▸ What is needed
Copy out every line of the items below character for character, making no changes.

⁂

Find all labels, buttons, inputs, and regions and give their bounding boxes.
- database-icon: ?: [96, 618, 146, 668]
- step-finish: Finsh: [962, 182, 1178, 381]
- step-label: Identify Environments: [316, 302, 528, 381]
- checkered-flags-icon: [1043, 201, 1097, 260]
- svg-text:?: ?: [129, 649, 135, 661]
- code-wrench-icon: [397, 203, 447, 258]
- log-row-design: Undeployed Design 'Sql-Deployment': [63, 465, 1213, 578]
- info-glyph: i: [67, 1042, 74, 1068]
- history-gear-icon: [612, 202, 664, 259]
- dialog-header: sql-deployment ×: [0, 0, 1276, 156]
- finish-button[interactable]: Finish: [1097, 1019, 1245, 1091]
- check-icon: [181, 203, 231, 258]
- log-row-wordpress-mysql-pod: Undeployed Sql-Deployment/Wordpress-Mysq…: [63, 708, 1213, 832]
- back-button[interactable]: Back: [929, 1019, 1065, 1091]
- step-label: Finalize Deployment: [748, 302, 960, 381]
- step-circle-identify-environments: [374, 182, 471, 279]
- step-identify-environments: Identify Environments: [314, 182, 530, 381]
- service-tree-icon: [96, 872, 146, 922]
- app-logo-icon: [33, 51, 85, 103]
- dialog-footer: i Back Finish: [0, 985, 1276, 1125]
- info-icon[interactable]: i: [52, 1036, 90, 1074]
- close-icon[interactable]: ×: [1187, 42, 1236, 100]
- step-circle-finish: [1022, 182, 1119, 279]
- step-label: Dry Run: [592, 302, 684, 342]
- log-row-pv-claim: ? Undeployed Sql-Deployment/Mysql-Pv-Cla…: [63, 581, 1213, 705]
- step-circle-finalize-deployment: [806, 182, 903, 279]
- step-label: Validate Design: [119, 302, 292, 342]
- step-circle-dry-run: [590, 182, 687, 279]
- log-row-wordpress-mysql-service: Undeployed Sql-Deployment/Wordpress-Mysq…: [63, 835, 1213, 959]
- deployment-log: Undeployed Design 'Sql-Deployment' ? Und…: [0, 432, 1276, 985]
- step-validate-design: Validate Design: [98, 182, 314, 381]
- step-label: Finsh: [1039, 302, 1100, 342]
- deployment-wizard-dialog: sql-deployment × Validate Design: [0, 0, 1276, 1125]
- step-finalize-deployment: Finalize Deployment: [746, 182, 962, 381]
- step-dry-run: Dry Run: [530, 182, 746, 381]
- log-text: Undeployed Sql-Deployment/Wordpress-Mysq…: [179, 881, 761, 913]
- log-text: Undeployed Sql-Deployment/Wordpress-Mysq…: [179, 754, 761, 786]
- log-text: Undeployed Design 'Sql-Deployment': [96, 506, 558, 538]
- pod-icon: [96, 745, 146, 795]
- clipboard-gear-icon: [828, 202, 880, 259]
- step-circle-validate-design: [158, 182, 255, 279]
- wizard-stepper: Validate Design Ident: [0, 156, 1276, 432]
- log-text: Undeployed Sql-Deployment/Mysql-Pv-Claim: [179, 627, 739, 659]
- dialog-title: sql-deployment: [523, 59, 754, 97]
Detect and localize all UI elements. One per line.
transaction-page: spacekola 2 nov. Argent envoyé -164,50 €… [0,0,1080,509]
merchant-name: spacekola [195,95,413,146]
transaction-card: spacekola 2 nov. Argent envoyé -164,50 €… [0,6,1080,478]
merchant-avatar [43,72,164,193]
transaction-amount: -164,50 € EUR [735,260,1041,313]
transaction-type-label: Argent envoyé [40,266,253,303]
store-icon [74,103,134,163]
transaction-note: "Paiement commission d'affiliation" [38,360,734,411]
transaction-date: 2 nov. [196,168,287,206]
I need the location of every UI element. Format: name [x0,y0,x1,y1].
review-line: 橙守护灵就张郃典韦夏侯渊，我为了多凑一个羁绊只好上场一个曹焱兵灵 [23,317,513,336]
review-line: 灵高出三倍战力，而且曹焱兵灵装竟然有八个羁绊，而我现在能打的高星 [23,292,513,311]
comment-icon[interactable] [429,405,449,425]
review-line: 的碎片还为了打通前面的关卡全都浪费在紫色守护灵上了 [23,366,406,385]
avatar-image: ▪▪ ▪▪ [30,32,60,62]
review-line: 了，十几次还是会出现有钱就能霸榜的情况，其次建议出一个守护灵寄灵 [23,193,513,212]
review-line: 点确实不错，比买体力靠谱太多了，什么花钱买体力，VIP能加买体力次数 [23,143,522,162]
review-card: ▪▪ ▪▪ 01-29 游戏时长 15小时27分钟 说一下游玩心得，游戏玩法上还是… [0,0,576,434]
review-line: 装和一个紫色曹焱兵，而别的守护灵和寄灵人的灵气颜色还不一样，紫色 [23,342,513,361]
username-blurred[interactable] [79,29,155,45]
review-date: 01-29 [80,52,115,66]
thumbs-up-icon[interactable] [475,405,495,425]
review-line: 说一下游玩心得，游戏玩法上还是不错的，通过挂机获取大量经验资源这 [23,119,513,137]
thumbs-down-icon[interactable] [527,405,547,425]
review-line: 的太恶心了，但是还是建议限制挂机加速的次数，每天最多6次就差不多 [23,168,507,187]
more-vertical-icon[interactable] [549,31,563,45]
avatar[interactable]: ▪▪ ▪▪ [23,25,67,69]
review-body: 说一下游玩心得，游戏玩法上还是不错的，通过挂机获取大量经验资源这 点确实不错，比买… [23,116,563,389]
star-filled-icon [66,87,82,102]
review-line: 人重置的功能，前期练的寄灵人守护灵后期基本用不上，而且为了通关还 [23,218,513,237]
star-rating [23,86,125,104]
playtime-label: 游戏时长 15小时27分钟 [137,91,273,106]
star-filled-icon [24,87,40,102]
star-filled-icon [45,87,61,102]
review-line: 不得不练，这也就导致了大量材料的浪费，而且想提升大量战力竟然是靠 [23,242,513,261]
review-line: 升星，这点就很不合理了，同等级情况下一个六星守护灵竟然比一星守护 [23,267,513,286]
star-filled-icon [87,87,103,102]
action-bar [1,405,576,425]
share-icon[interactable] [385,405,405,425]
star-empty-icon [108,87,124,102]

⁂

▸ Task solution
Find all labels, buttons, inputs, and regions and give their bounding boxes.
- database-icon: ?: [96, 618, 146, 668]
- step-finish: Finsh: [962, 182, 1178, 381]
- step-label: Identify Environments: [316, 302, 528, 381]
- checkered-flags-icon: [1043, 201, 1097, 260]
- svg-text:?: ?: [129, 649, 135, 661]
- code-wrench-icon: [397, 203, 447, 258]
- log-row-design: Undeployed Design 'Sql-Deployment': [63, 465, 1213, 578]
- info-glyph: i: [67, 1042, 74, 1068]
- history-gear-icon: [612, 202, 664, 259]
- dialog-header: sql-deployment ×: [0, 0, 1276, 156]
- finish-button[interactable]: Finish: [1097, 1019, 1245, 1091]
- check-icon: [181, 203, 231, 258]
- log-row-wordpress-mysql-pod: Undeployed Sql-Deployment/Wordpress-Mysq…: [63, 708, 1213, 832]
- back-button[interactable]: Back: [929, 1019, 1065, 1091]
- step-label: Finalize Deployment: [748, 302, 960, 381]
- step-circle-identify-environments: [374, 182, 471, 279]
- step-identify-environments: Identify Environments: [314, 182, 530, 381]
- service-tree-icon: [96, 872, 146, 922]
- app-logo-icon: [33, 51, 85, 103]
- dialog-footer: i Back Finish: [0, 985, 1276, 1125]
- info-icon[interactable]: i: [52, 1036, 90, 1074]
- close-icon[interactable]: ×: [1187, 42, 1236, 100]
- step-circle-finish: [1022, 182, 1119, 279]
- step-label: Dry Run: [592, 302, 684, 342]
- log-row-pv-claim: ? Undeployed Sql-Deployment/Mysql-Pv-Cla…: [63, 581, 1213, 705]
- step-circle-finalize-deployment: [806, 182, 903, 279]
- step-label: Validate Design: [119, 302, 292, 342]
- step-circle-dry-run: [590, 182, 687, 279]
- log-row-wordpress-mysql-service: Undeployed Sql-Deployment/Wordpress-Mysq…: [63, 835, 1213, 959]
- deployment-log: Undeployed Design 'Sql-Deployment' ? Und…: [0, 432, 1276, 985]
- step-validate-design: Validate Design: [98, 182, 314, 381]
- step-label: Finsh: [1039, 302, 1100, 342]
- deployment-wizard-dialog: sql-deployment × Validate Design: [0, 0, 1276, 1125]
- step-finalize-deployment: Finalize Deployment: [746, 182, 962, 381]
- step-dry-run: Dry Run: [530, 182, 746, 381]
- log-text: Undeployed Sql-Deployment/Wordpress-Mysq…: [179, 881, 761, 913]
- log-text: Undeployed Sql-Deployment/Wordpress-Mysq…: [179, 754, 761, 786]
- log-text: Undeployed Design 'Sql-Deployment': [96, 506, 558, 538]
- pod-icon: [96, 745, 146, 795]
- clipboard-gear-icon: [828, 202, 880, 259]
- step-circle-validate-design: [158, 182, 255, 279]
- wizard-stepper: Validate Design Ident: [0, 156, 1276, 432]
- log-text: Undeployed Sql-Deployment/Mysql-Pv-Claim: [179, 627, 739, 659]
- dialog-title: sql-deployment: [523, 59, 754, 97]
Detect and localize all UI elements. One per line.
transaction-page: spacekola 2 nov. Argent envoyé -164,50 €… [0,0,1080,509]
merchant-name: spacekola [195,95,413,146]
transaction-card: spacekola 2 nov. Argent envoyé -164,50 €… [0,6,1080,478]
merchant-avatar [43,72,164,193]
transaction-amount: -164,50 € EUR [735,260,1041,313]
transaction-type-label: Argent envoyé [40,266,253,303]
store-icon [74,103,134,163]
transaction-note: "Paiement commission d'affiliation" [38,360,734,411]
transaction-date: 2 nov. [196,168,287,206]
I need the location of every UI element. Format: name [x0,y0,x1,y1].
review-line: 橙守护灵就张郃典韦夏侯渊，我为了多凑一个羁绊只好上场一个曹焱兵灵 [23,317,513,336]
review-line: 灵高出三倍战力，而且曹焱兵灵装竟然有八个羁绊，而我现在能打的高星 [23,292,513,311]
comment-icon[interactable] [429,405,449,425]
review-line: 的碎片还为了打通前面的关卡全都浪费在紫色守护灵上了 [23,366,406,385]
avatar-image: ▪▪ ▪▪ [30,32,60,62]
review-line: 了，十几次还是会出现有钱就能霸榜的情况，其次建议出一个守护灵寄灵 [23,193,513,212]
review-line: 点确实不错，比买体力靠谱太多了，什么花钱买体力，VIP能加买体力次数 [23,143,522,162]
review-card: ▪▪ ▪▪ 01-29 游戏时长 15小时27分钟 说一下游玩心得，游戏玩法上还是… [0,0,576,434]
review-line: 装和一个紫色曹焱兵，而别的守护灵和寄灵人的灵气颜色还不一样，紫色 [23,342,513,361]
username-blurred[interactable] [79,29,155,45]
review-date: 01-29 [80,52,115,66]
thumbs-up-icon[interactable] [475,405,495,425]
review-line: 说一下游玩心得，游戏玩法上还是不错的，通过挂机获取大量经验资源这 [23,119,513,137]
thumbs-down-icon[interactable] [527,405,547,425]
review-line: 的太恶心了，但是还是建议限制挂机加速的次数，每天最多6次就差不多 [23,168,507,187]
more-vertical-icon[interactable] [549,31,563,45]
avatar[interactable]: ▪▪ ▪▪ [23,25,67,69]
review-body: 说一下游玩心得，游戏玩法上还是不错的，通过挂机获取大量经验资源这 点确实不错，比买… [23,116,563,389]
star-filled-icon [66,87,82,102]
review-line: 人重置的功能，前期练的寄灵人守护灵后期基本用不上，而且为了通关还 [23,218,513,237]
star-rating [23,86,125,104]
playtime-label: 游戏时长 15小时27分钟 [137,91,273,106]
star-filled-icon [24,87,40,102]
star-filled-icon [45,87,61,102]
review-line: 不得不练，这也就导致了大量材料的浪费，而且想提升大量战力竟然是靠 [23,242,513,261]
review-line: 升星，这点就很不合理了，同等级情况下一个六星守护灵竟然比一星守护 [23,267,513,286]
star-filled-icon [87,87,103,102]
action-bar [1,405,576,425]
share-icon[interactable] [385,405,405,425]
star-empty-icon [108,87,124,102]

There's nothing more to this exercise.